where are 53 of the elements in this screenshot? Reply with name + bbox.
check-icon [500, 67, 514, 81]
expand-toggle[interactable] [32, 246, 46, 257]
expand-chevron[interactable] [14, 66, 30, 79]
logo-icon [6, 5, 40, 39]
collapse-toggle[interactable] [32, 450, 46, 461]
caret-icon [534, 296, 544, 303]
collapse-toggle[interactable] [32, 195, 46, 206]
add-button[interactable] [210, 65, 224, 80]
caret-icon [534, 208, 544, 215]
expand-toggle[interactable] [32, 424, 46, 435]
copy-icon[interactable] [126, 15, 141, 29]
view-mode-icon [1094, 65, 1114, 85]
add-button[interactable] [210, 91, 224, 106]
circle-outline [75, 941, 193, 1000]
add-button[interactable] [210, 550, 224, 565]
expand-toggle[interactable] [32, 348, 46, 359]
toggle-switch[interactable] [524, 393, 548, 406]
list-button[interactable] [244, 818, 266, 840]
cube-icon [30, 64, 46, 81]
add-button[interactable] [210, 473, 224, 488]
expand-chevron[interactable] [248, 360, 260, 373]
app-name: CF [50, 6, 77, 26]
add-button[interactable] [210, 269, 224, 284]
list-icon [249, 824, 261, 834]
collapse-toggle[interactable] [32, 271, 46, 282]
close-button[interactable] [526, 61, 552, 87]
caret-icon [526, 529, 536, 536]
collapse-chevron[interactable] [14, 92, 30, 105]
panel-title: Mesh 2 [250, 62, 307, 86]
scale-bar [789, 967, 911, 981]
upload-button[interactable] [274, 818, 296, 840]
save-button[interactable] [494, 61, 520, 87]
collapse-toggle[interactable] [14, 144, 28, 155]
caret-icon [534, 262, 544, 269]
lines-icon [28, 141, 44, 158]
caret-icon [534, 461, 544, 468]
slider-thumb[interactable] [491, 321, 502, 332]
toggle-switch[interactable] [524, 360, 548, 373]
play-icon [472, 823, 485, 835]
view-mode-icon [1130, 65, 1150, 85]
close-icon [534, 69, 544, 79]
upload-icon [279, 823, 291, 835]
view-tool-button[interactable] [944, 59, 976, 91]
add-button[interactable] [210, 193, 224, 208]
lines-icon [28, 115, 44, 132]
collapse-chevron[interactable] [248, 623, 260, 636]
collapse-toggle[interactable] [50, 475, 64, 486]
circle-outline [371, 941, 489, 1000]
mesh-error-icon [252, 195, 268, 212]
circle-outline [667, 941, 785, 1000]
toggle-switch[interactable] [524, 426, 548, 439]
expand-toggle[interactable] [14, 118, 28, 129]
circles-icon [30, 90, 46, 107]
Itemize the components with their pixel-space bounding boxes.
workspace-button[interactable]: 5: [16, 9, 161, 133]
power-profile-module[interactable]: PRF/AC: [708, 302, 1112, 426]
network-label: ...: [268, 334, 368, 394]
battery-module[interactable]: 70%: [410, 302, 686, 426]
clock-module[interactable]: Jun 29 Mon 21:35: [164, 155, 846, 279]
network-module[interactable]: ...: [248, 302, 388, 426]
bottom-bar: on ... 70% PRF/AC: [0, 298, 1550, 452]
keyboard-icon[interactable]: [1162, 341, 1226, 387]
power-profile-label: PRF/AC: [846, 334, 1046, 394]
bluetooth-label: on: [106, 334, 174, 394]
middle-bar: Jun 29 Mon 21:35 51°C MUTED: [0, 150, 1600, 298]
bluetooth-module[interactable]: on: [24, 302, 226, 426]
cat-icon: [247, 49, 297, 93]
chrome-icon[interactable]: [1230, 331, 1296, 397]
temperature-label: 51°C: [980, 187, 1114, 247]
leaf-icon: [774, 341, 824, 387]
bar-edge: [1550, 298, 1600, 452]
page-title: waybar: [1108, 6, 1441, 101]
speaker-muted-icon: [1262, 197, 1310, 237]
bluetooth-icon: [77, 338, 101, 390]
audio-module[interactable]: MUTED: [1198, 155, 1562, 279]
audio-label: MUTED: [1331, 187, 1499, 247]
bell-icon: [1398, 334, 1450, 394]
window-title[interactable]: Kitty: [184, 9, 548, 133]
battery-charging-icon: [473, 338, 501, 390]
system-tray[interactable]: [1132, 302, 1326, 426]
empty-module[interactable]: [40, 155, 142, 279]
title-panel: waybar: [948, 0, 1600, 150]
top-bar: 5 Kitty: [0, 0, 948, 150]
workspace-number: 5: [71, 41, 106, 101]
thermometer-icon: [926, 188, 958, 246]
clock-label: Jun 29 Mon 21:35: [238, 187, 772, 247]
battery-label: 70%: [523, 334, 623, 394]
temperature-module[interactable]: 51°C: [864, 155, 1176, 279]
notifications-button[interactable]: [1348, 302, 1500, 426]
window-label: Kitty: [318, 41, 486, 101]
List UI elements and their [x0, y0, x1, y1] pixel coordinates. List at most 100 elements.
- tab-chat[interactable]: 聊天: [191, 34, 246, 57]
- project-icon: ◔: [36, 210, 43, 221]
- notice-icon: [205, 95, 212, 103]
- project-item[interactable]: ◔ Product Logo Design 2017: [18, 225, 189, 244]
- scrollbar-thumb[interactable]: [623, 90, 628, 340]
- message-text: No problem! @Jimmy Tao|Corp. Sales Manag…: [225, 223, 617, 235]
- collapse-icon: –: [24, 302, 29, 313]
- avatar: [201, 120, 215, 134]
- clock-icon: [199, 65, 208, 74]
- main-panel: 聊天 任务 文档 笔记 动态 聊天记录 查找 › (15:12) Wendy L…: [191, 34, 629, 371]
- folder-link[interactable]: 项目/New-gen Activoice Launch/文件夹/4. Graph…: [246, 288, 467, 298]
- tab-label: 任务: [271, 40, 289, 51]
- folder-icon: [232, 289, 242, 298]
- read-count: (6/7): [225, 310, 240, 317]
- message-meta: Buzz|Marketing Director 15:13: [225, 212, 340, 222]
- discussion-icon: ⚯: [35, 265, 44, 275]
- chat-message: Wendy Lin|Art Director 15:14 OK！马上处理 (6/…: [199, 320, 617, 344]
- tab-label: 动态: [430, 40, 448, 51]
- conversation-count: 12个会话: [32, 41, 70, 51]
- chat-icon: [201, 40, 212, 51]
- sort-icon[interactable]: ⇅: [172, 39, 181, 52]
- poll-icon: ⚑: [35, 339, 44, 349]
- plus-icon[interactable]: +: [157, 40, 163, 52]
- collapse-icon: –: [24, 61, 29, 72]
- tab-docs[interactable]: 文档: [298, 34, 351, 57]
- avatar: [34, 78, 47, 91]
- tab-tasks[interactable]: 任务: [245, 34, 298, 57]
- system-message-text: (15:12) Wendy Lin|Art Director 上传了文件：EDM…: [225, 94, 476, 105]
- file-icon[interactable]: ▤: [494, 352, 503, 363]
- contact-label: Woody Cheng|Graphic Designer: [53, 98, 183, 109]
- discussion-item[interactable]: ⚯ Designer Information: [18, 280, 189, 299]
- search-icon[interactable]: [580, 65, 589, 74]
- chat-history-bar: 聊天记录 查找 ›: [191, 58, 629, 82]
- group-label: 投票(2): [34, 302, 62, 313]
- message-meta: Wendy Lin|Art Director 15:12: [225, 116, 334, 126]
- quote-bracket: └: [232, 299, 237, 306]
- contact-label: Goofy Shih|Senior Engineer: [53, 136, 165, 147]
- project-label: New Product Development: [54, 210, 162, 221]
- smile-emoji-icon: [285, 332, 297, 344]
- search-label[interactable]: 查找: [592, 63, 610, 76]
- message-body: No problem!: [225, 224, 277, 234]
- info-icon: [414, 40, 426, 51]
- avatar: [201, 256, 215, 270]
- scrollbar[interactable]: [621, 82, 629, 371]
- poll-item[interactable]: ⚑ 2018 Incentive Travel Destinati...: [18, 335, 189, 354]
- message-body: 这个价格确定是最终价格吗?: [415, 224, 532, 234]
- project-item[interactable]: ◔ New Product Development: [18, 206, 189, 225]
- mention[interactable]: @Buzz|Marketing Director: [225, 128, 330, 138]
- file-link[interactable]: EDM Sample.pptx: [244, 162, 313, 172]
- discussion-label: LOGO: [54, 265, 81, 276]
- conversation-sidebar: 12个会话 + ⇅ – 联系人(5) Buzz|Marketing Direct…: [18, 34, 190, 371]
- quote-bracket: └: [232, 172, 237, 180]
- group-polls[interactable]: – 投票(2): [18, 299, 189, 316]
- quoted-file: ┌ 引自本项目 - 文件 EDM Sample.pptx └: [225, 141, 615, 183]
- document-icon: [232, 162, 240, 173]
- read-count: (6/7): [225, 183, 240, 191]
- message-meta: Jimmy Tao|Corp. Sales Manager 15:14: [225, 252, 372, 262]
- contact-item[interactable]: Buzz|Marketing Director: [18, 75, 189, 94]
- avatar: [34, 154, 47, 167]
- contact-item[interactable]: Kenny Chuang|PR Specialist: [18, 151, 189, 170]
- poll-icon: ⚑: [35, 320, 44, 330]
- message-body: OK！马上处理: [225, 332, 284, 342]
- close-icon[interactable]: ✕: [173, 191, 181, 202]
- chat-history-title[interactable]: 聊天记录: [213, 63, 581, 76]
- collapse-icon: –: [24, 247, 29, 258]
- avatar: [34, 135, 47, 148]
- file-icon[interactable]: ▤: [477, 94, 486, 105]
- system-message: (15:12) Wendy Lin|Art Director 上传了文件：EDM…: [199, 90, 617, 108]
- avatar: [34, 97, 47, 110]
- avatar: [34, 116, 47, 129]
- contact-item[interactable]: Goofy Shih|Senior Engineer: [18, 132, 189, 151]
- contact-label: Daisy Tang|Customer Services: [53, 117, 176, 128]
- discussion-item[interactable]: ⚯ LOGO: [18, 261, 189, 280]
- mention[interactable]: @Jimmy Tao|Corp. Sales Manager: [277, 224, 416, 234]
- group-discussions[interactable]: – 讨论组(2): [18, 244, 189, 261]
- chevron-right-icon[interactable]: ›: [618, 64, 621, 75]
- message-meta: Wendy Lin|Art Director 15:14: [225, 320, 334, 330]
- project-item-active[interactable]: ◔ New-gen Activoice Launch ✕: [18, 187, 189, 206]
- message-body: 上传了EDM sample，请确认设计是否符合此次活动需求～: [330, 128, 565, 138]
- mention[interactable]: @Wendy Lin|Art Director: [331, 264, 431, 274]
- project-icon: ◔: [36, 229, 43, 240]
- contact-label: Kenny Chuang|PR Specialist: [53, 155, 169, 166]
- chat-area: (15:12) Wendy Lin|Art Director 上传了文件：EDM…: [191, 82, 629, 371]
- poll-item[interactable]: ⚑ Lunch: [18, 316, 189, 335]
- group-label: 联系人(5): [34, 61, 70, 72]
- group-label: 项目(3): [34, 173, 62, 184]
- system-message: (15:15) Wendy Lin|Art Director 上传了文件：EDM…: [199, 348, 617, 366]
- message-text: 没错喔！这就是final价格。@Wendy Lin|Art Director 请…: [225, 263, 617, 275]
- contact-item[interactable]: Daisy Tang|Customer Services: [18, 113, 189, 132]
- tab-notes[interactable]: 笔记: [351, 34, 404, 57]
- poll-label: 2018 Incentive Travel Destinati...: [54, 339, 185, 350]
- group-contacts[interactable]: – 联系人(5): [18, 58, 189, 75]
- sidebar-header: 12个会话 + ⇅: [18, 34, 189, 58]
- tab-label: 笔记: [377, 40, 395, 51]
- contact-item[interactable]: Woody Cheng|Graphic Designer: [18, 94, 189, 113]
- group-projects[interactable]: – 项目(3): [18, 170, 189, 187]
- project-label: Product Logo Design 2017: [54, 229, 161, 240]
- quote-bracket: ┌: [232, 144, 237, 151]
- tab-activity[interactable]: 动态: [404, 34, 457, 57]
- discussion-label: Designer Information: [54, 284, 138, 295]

#####

**STATED PROBLEM**
Retype the items above word for word, starting at the first line of the items and ending at the line that contains "list-icon [249, 824, 261, 834]", with both of those lines included.

**RESPONSE**
where are 53 of the elements in this screenshot? Reply with name + bbox.
check-icon [500, 67, 514, 81]
expand-toggle[interactable] [32, 246, 46, 257]
expand-chevron[interactable] [14, 66, 30, 79]
logo-icon [6, 5, 40, 39]
collapse-toggle[interactable] [32, 450, 46, 461]
caret-icon [534, 296, 544, 303]
collapse-toggle[interactable] [32, 195, 46, 206]
add-button[interactable] [210, 65, 224, 80]
caret-icon [534, 208, 544, 215]
expand-toggle[interactable] [32, 424, 46, 435]
copy-icon[interactable] [126, 15, 141, 29]
view-mode-icon [1094, 65, 1114, 85]
add-button[interactable] [210, 91, 224, 106]
circle-outline [75, 941, 193, 1000]
add-button[interactable] [210, 550, 224, 565]
expand-toggle[interactable] [32, 348, 46, 359]
toggle-switch[interactable] [524, 393, 548, 406]
list-button[interactable] [244, 818, 266, 840]
cube-icon [30, 64, 46, 81]
add-button[interactable] [210, 473, 224, 488]
expand-chevron[interactable] [248, 360, 260, 373]
app-name: CF [50, 6, 77, 26]
add-button[interactable] [210, 269, 224, 284]
list-icon [249, 824, 261, 834]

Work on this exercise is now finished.